= DO THIS =
List every line of the rows below that contains the string "enhancement", matching case exactly.

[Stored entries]
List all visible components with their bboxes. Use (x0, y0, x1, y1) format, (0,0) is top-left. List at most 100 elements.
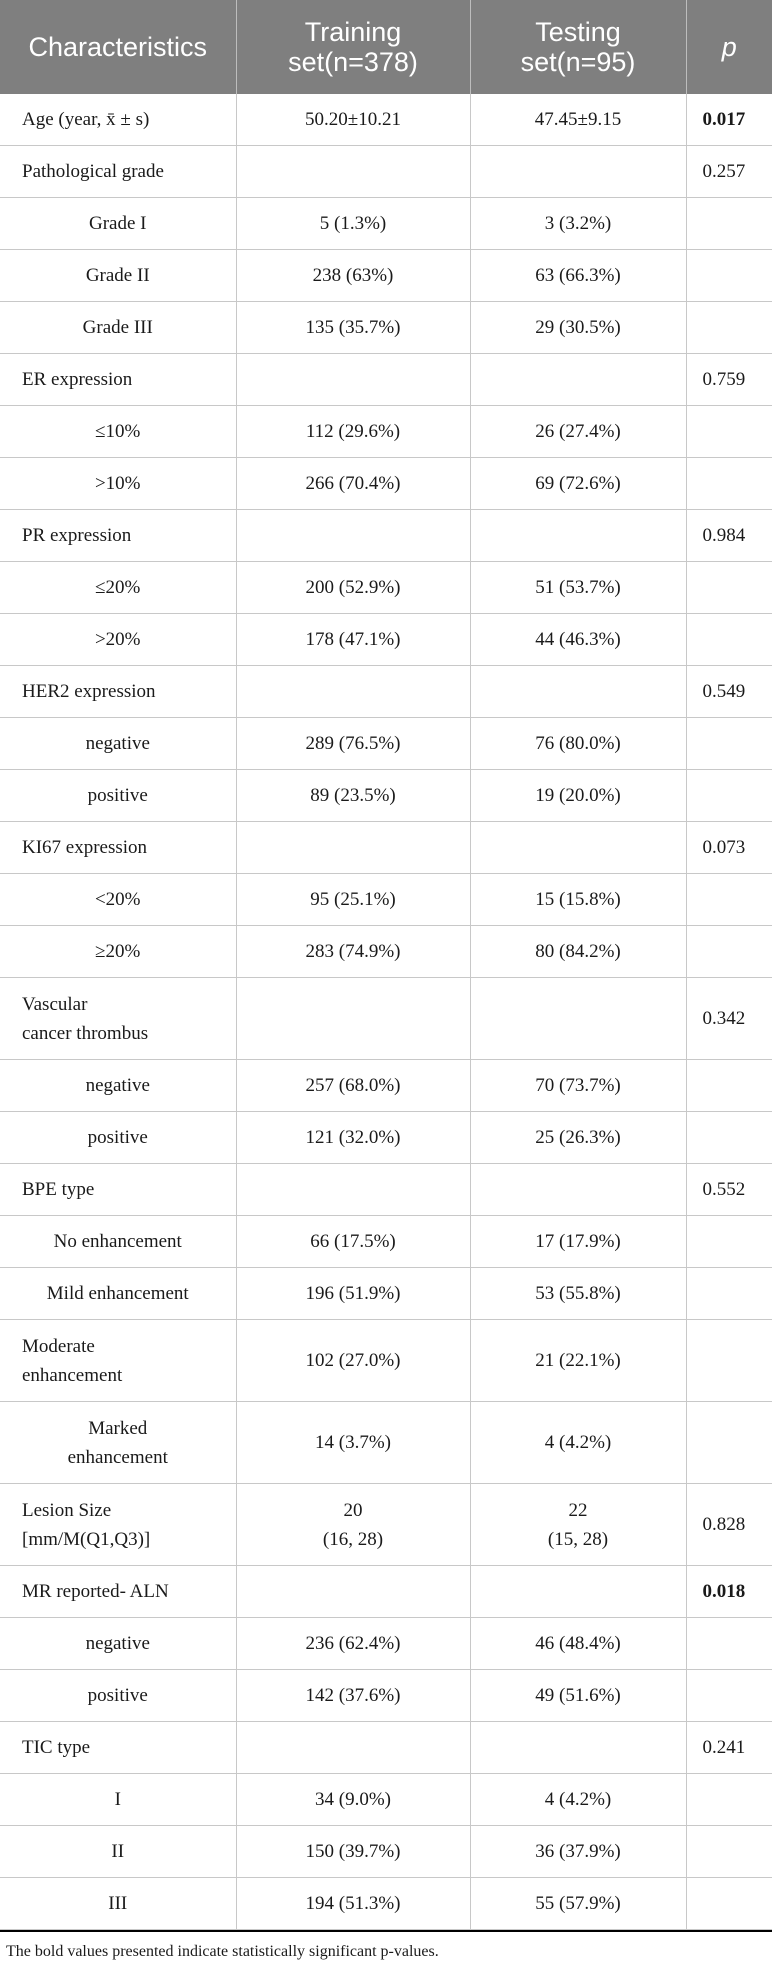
p-value: 0.018 (685, 1565, 772, 1618)
row-label-text: PR expression (22, 525, 132, 546)
row-label: ≤10% (0, 405, 236, 458)
testing-value: 80 (84.2%) (469, 925, 686, 978)
row-label-text: Marked (88, 1417, 148, 1439)
testing-value-text: 17 (17.9%) (535, 1231, 621, 1252)
testing-value-text: 29 (30.5%) (535, 317, 621, 338)
row-label-text: negative (85, 733, 150, 754)
table-row: ≤10% 112 (29.6%) 26 (27.4%) (0, 405, 772, 458)
training-value-text: 289 (76.5%) (305, 733, 401, 754)
training-value-text: 178 (47.1%) (305, 629, 401, 650)
p-value (685, 1267, 772, 1320)
row-label-text: positive (87, 1127, 148, 1148)
table-row: negative 289 (76.5%) 76 (80.0%) (0, 717, 772, 770)
training-value: 20 (16, 28) (235, 1483, 470, 1566)
row-label-text: II (111, 1841, 125, 1862)
row-label: Lesion Size [mm/M(Q1,Q3)] (0, 1483, 236, 1566)
training-value: 121 (32.0%) (235, 1111, 470, 1164)
table-row: ≥20% 283 (74.9%) 80 (84.2%) (0, 925, 772, 978)
training-value: 102 (27.0%) (235, 1319, 470, 1402)
training-value: 112 (29.6%) (235, 405, 470, 458)
row-label-text: ≤20% (95, 577, 141, 598)
training-value-text: 236 (62.4%) (305, 1633, 401, 1654)
row-label: <20% (0, 873, 236, 926)
testing-value: 4 (4.2%) (469, 1401, 686, 1484)
row-label: Mild enhancement (0, 1267, 236, 1320)
p-value (685, 613, 772, 666)
p-value (685, 1059, 772, 1112)
header-characteristics: Characteristics (0, 0, 236, 94)
row-label: MR reported- ALN (0, 1565, 236, 1618)
testing-value-text: 63 (66.3%) (535, 265, 621, 286)
p-value: 0.549 (685, 665, 772, 718)
p-value (685, 925, 772, 978)
table-row: No enhancement 66 (17.5%) 17 (17.9%) (0, 1215, 772, 1268)
testing-value: 36 (37.9%) (469, 1825, 686, 1878)
table-row: I 34 (9.0%) 4 (4.2%) (0, 1773, 772, 1826)
row-label-text: <20% (94, 889, 141, 910)
testing-value-text: 36 (37.9%) (535, 1841, 621, 1862)
testing-value-text: 47.45±9.15 (534, 109, 622, 130)
p-value-text: 0.342 (702, 1008, 746, 1029)
training-value-text: 102 (27.0%) (305, 1350, 401, 1371)
training-value: 5 (1.3%) (235, 197, 470, 250)
table-body: Age (year, x̄ ± s) 50.20±10.21 47.45±9.15 0… (0, 94, 772, 1930)
row-label-text: enhancement (67, 1446, 168, 1468)
row-label: negative (0, 1059, 236, 1112)
row-label-text: Grade II (85, 265, 150, 286)
training-value: 142 (37.6%) (235, 1669, 470, 1722)
training-value-text: 121 (32.0%) (305, 1127, 401, 1148)
p-value: 0.342 (685, 977, 772, 1060)
training-value: 289 (76.5%) (235, 717, 470, 770)
testing-value (469, 353, 686, 406)
table-row: ≤20% 200 (52.9%) 51 (53.7%) (0, 561, 772, 614)
table-row: negative 236 (62.4%) 46 (48.4%) (0, 1617, 772, 1670)
testing-value-text: 25 (26.3%) (535, 1127, 621, 1148)
table-row: TIC type 0.241 (0, 1721, 772, 1774)
training-value-text: 283 (74.9%) (305, 941, 401, 962)
testing-value: 19 (20.0%) (469, 769, 686, 822)
row-label-text: HER2 expression (22, 681, 156, 702)
p-value (685, 1669, 772, 1722)
training-value-text: 20 (343, 1499, 363, 1521)
table-row: BPE type 0.552 (0, 1163, 772, 1216)
table-row: Mild enhancement 196 (51.9%) 53 (55.8%) (0, 1267, 772, 1320)
table-header: Characteristics Training set(n=378) Testi… (0, 0, 772, 94)
training-value (235, 353, 470, 406)
table-row: negative 257 (68.0%) 70 (73.7%) (0, 1059, 772, 1112)
table-row: PR expression 0.984 (0, 509, 772, 562)
row-label-text: Moderate (22, 1335, 95, 1357)
p-value-text: 0.549 (702, 681, 746, 702)
characteristics-table: Characteristics Training set(n=378) Testi… (0, 0, 772, 1930)
p-value: 0.257 (685, 145, 772, 198)
training-value-text: 5 (1.3%) (319, 213, 387, 234)
testing-value: 53 (55.8%) (469, 1267, 686, 1320)
p-value: 0.017 (685, 94, 772, 146)
row-label-text: TIC type (22, 1737, 91, 1758)
training-value (235, 509, 470, 562)
row-label: positive (0, 1669, 236, 1722)
training-value-text: 196 (51.9%) (305, 1283, 401, 1304)
p-value (685, 249, 772, 302)
training-value-text: 95 (25.1%) (310, 889, 396, 910)
table-bottom-rule (0, 1930, 772, 1932)
p-value-text: 0.759 (702, 369, 746, 390)
row-label: Pathological grade (0, 145, 236, 198)
training-value-text: 238 (63%) (312, 265, 394, 286)
p-value (685, 1877, 772, 1930)
p-value (685, 405, 772, 458)
training-value: 196 (51.9%) (235, 1267, 470, 1320)
row-label-text: I (114, 1789, 121, 1810)
row-label: >10% (0, 457, 236, 510)
table-row: Marked enhancement 14 (3.7%) 4 (4.2%) (0, 1401, 772, 1484)
training-value: 14 (3.7%) (235, 1401, 470, 1484)
table-row: <20% 95 (25.1%) 15 (15.8%) (0, 873, 772, 926)
training-value (235, 821, 470, 874)
header-training-line2: set(n=378) (288, 47, 418, 77)
testing-value: 17 (17.9%) (469, 1215, 686, 1268)
p-value: 0.828 (685, 1483, 772, 1566)
row-label: KI67 expression (0, 821, 236, 874)
row-label: ≤20% (0, 561, 236, 614)
row-label: Grade III (0, 301, 236, 354)
training-value-text: 112 (29.6%) (305, 421, 401, 442)
row-label: TIC type (0, 1721, 236, 1774)
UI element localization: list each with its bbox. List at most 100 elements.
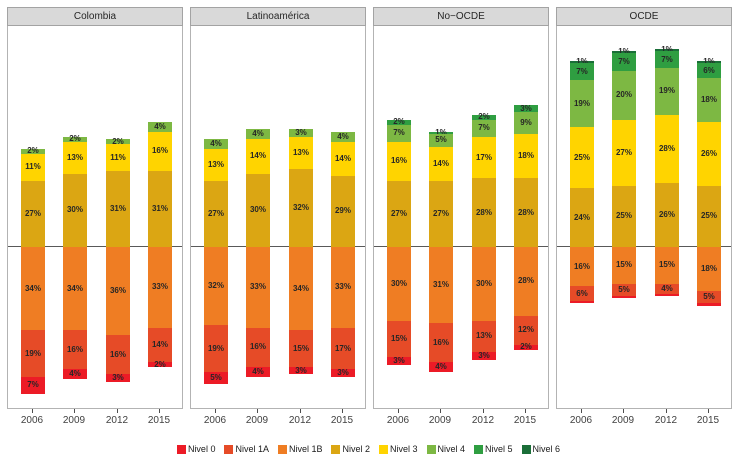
segment-nivel1b: 18%	[697, 247, 721, 292]
segment-label: 7%	[27, 380, 39, 390]
axis-tick	[623, 409, 624, 413]
segment-nivel1b: 33%	[246, 247, 270, 328]
panel-title-strip: Colombia	[7, 7, 183, 26]
axis-tick	[74, 409, 75, 413]
segment-nivel1b: 15%	[655, 247, 679, 284]
segment-label: 14%	[334, 153, 351, 163]
segment-label: 4%	[69, 369, 81, 379]
legend-swatch-nivel1a	[224, 444, 234, 454]
segment-nivel3: 13%	[289, 136, 313, 169]
segment-nivel6: 1%	[612, 48, 636, 56]
x-axis: 2006 2009 2012 2015	[556, 409, 732, 431]
segment-nivel2: 27%	[204, 180, 228, 247]
segment-nivel2: 30%	[63, 173, 87, 247]
bar-upper-stack: 1% 7% 20% 27% 25%	[612, 48, 636, 247]
segment-nivel0: 3%	[106, 373, 130, 383]
segment-label: 30%	[249, 205, 266, 215]
year-label: 2012	[471, 415, 495, 426]
segment-label: 3%	[393, 355, 405, 365]
zero-baseline	[374, 246, 548, 247]
bar-lower-stack: 32% 19% 5%	[204, 247, 228, 385]
segment-nivel1a: 17%	[331, 327, 355, 370]
segment-nivel0: 3%	[387, 355, 411, 365]
segment-nivel2: 32%	[289, 168, 313, 247]
segment-label: 4%	[435, 362, 447, 372]
axis-tick	[159, 409, 160, 413]
year-label: 2006	[203, 415, 227, 426]
segment-nivel2: 26%	[655, 183, 679, 247]
segment-nivel4: 9%	[514, 112, 538, 135]
segment-nivel4: 19%	[655, 68, 679, 115]
segment-label: 4%	[252, 129, 264, 139]
segment-nivel1a: 16%	[246, 327, 270, 368]
segment-nivel5: 6%	[697, 63, 721, 78]
legend-item-nivel1a: Nivel 1A	[224, 444, 269, 454]
legend-label: Nivel 5	[485, 444, 513, 454]
segment-nivel1a: 19%	[204, 325, 228, 372]
segment-label: 7%	[478, 123, 490, 133]
segment-label: 18%	[700, 95, 717, 105]
bar-lower-stack: 28% 12% 2%	[514, 247, 538, 351]
segment-nivel4: 2%	[63, 135, 87, 143]
segment-nivel2: 25%	[612, 185, 636, 247]
segment-nivel5: 7%	[612, 53, 636, 71]
segment-nivel6: 1%	[655, 45, 679, 53]
axis-tick	[581, 409, 582, 413]
segment-label: 32%	[292, 202, 309, 212]
segment-nivel3: 26%	[697, 122, 721, 186]
segment-nivel3: 16%	[387, 141, 411, 181]
legend-label: Nivel 1B	[288, 444, 323, 454]
segment-label: 14%	[432, 158, 449, 168]
year-label: 2012	[288, 415, 312, 426]
segment-label: 28%	[658, 144, 675, 154]
segment-label: 1%	[576, 57, 588, 67]
bar-lower-stack: 16% 6%	[570, 247, 594, 304]
segment-label: 1%	[703, 57, 715, 67]
segment-label: 2%	[478, 112, 490, 122]
axis-tick	[32, 409, 33, 413]
segment-label: 11%	[110, 152, 126, 162]
axis-tick	[440, 409, 441, 413]
year-label: 2012	[105, 415, 129, 426]
segment-label: 34%	[66, 283, 83, 293]
segment-label: 3%	[337, 368, 349, 378]
axis-tick	[215, 409, 216, 413]
segment-nivel5: 3%	[514, 104, 538, 113]
year-label: 2009	[245, 415, 269, 426]
segment-label: 30%	[390, 278, 407, 288]
panel-no-ocde: No−OCDE 2% 7% 16% 27% 30% 15% 3% 1% 5% 14% 27% 31% 16…	[373, 7, 549, 431]
segment-nivel1b: 16%	[570, 247, 594, 287]
segment-label: 27%	[432, 208, 449, 218]
segment-nivel1a: 14%	[148, 327, 172, 363]
bar-upper-stack: 1% 6% 18% 26% 25%	[697, 57, 721, 247]
bar-lower-stack: 31% 16% 4%	[429, 247, 453, 372]
segment-label: 31%	[432, 279, 449, 289]
legend-item-nivel5: Nivel 5	[474, 444, 513, 454]
segment-nivel5: 2%	[387, 118, 411, 126]
bar-upper-stack: 1% 5% 14% 27%	[429, 129, 453, 247]
segment-nivel3: 18%	[514, 134, 538, 179]
segment-nivel4: 5%	[429, 134, 453, 147]
segment-nivel0	[612, 296, 636, 299]
segment-nivel2: 24%	[570, 188, 594, 247]
segment-label: 16%	[66, 344, 83, 354]
segment-label: 13%	[292, 147, 309, 157]
segment-nivel2: 29%	[331, 175, 355, 247]
segment-nivel5: 7%	[570, 63, 594, 81]
segment-label: 32%	[207, 281, 224, 291]
axis-tick	[525, 409, 526, 413]
segment-nivel0: 3%	[289, 366, 313, 375]
segment-label: 16%	[573, 261, 590, 271]
segment-label: 3%	[478, 351, 490, 361]
panel-latinoam-rica: Latinoamérica 4% 13% 27% 32% 19% 5% 4% 14% 30% 33%…	[190, 7, 366, 431]
bar-upper-stack: 2% 13% 30%	[63, 135, 87, 247]
legend-swatch-nivel2	[331, 444, 341, 454]
segment-label: 4%	[337, 131, 349, 141]
segment-label: 3%	[112, 373, 124, 383]
segment-nivel1b: 32%	[204, 247, 228, 326]
bar-upper-stack: 2% 11% 27%	[21, 147, 45, 247]
year-label: 2015	[513, 415, 537, 426]
segment-nivel4: 20%	[612, 70, 636, 120]
segment-label: 9%	[520, 118, 532, 128]
segment-nivel3: 17%	[472, 136, 496, 179]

= CORRECT RESULT =
row-label: Mild enhancement (0, 1267, 236, 1320)
table-row: No enhancement 66 (17.5%) 17 (17.9%) (0, 1215, 772, 1268)
row-label-text: enhancement (67, 1446, 168, 1468)
table-row: Mild enhancement 196 (51.9%) 53 (55.8%) (0, 1267, 772, 1320)
table-row: Marked enhancement 14 (3.7%) 4 (4.2%) (0, 1401, 772, 1484)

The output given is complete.